** AIM OF THE EXERCISE **
Output the full listing below exactly, without the pictures.

** INFORMATION PROVIDED **

------------------------------------------------

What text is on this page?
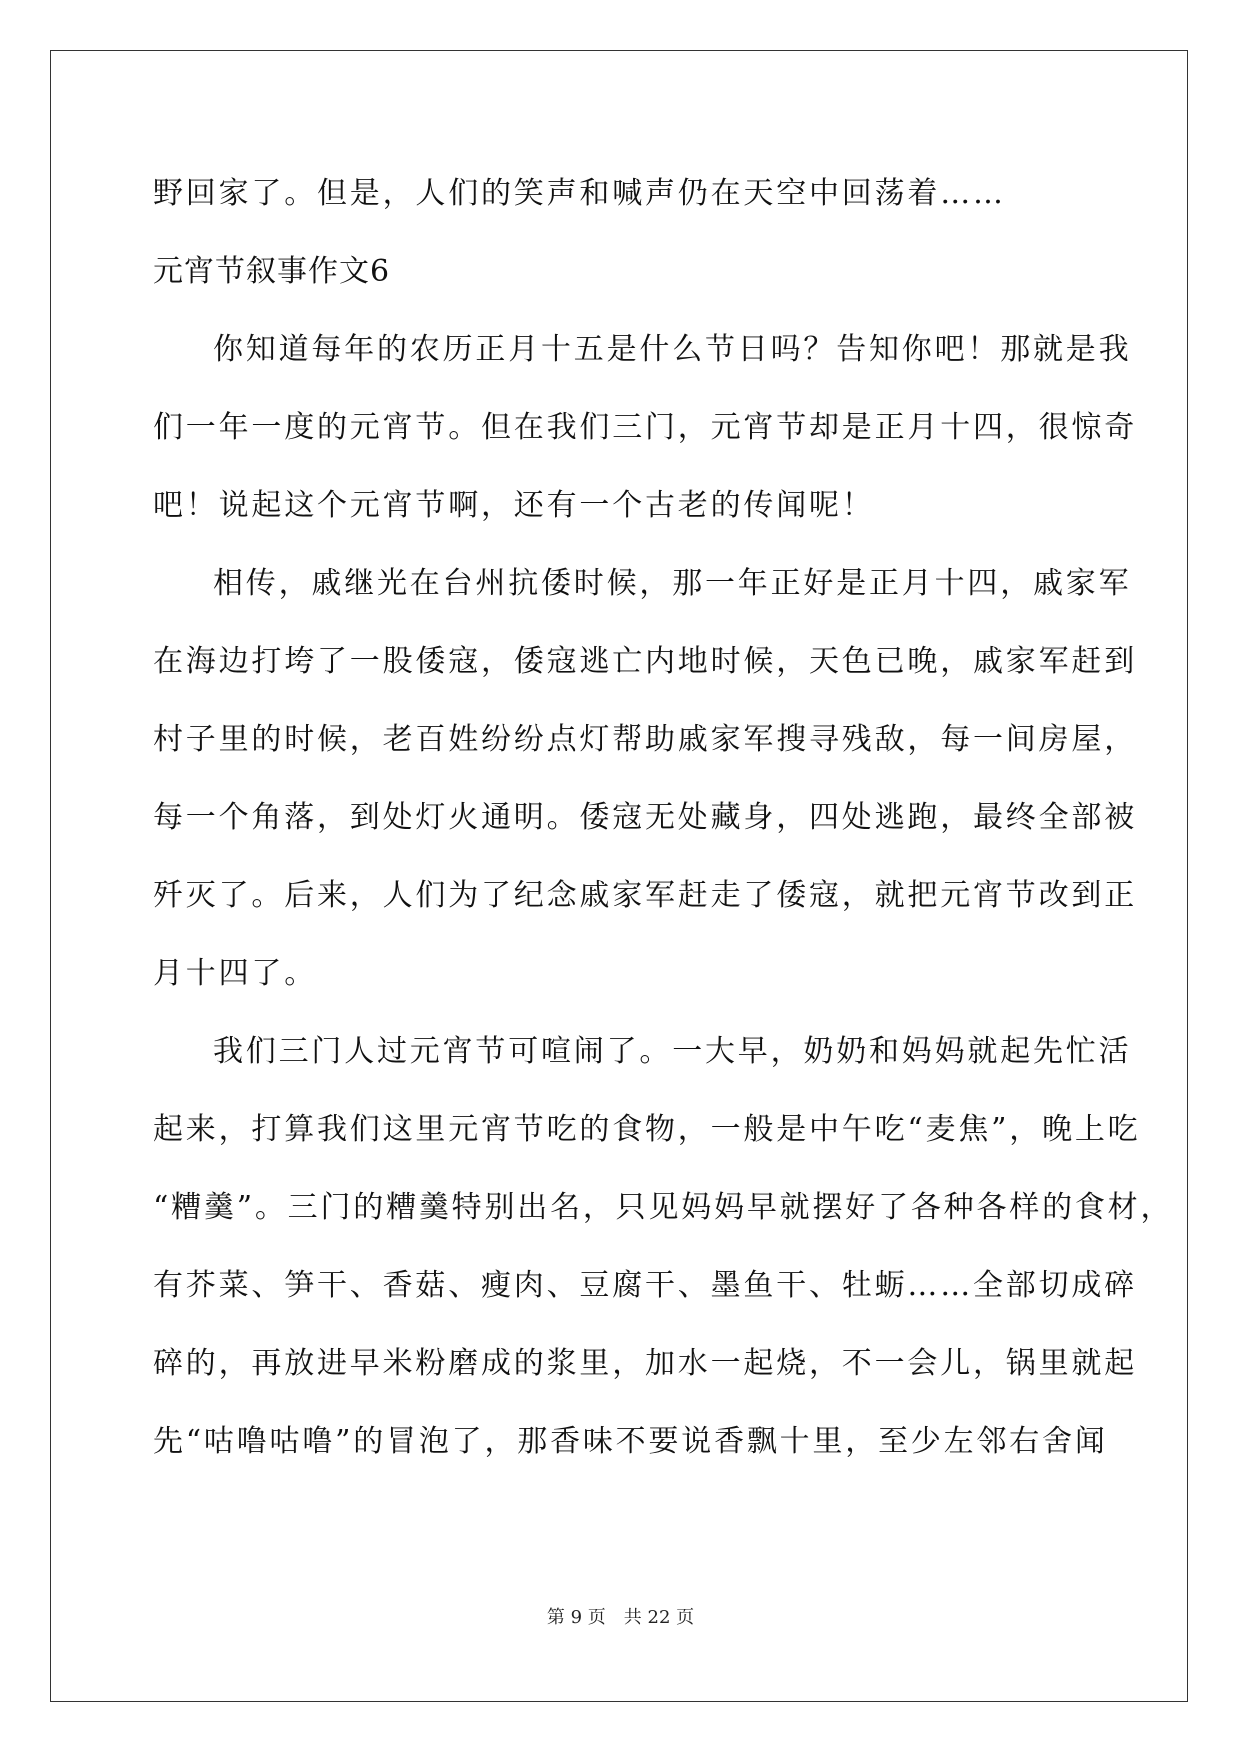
野回家了。但是，人们的笑声和喊声仍在天空中回荡着……
元宵节叙事作文6
你知道每年的农历正月十五是什么节日吗？告知你吧！那就是我
们一年一度的元宵节。但在我们三门，元宵节却是正月十四，很惊奇
吧！说起这个元宵节啊，还有一个古老的传闻呢！
相传，戚继光在台州抗倭时候，那一年正好是正月十四，戚家军
在海边打垮了一股倭寇，倭寇逃亡内地时候，天色已晚，戚家军赶到
村子里的时候，老百姓纷纷点灯帮助戚家军搜寻残敌，每一间房屋，
每一个角落，到处灯火通明。倭寇无处藏身，四处逃跑，最终全部被
歼灭了。后来，人们为了纪念戚家军赶走了倭寇，就把元宵节改到正
月十四了。
我们三门人过元宵节可喧闹了。一大早，奶奶和妈妈就起先忙活
起来，打算我们这里元宵节吃的食物，一般是中午吃“麦焦”，晚上吃
“糟羹”。三门的糟羹特别出名，只见妈妈早就摆好了各种各样的食材，
有芥菜、笋干、香菇、瘦肉、豆腐干、墨鱼干、牡蛎……全部切成碎
碎的，再放进早米粉磨成的浆里，加水一起烧，不一会儿，锅里就起
先“咕噜咕噜”的冒泡了，那香味不要说香飘十里，至少左邻右舍闻
第 9 页　共 22 页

------------------------------------------------

** WRITTEN ANSWER **
What text is on this page?
野回家了。但是，人们的笑声和喊声仍在天空中回荡着……
元宵节叙事作文6
你知道每年的农历正月十五是什么节日吗？告知你吧！那就是我
们一年一度的元宵节。但在我们三门，元宵节却是正月十四，很惊奇
吧！说起这个元宵节啊，还有一个古老的传闻呢！
相传，戚继光在台州抗倭时候，那一年正好是正月十四，戚家军
在海边打垮了一股倭寇，倭寇逃亡内地时候，天色已晚，戚家军赶到
村子里的时候，老百姓纷纷点灯帮助戚家军搜寻残敌，每一间房屋，
每一个角落，到处灯火通明。倭寇无处藏身，四处逃跑，最终全部被
歼灭了。后来，人们为了纪念戚家军赶走了倭寇，就把元宵节改到正
月十四了。
我们三门人过元宵节可喧闹了。一大早，奶奶和妈妈就起先忙活
起来，打算我们这里元宵节吃的食物，一般是中午吃“麦焦”，晚上吃
“糟羹”。三门的糟羹特别出名，只见妈妈早就摆好了各种各样的食材，
有芥菜、笋干、香菇、瘦肉、豆腐干、墨鱼干、牡蛎……全部切成碎
碎的，再放进早米粉磨成的浆里，加水一起烧，不一会儿，锅里就起
先“咕噜咕噜”的冒泡了，那香味不要说香飘十里，至少左邻右舍闻
第 9 页　共 22 页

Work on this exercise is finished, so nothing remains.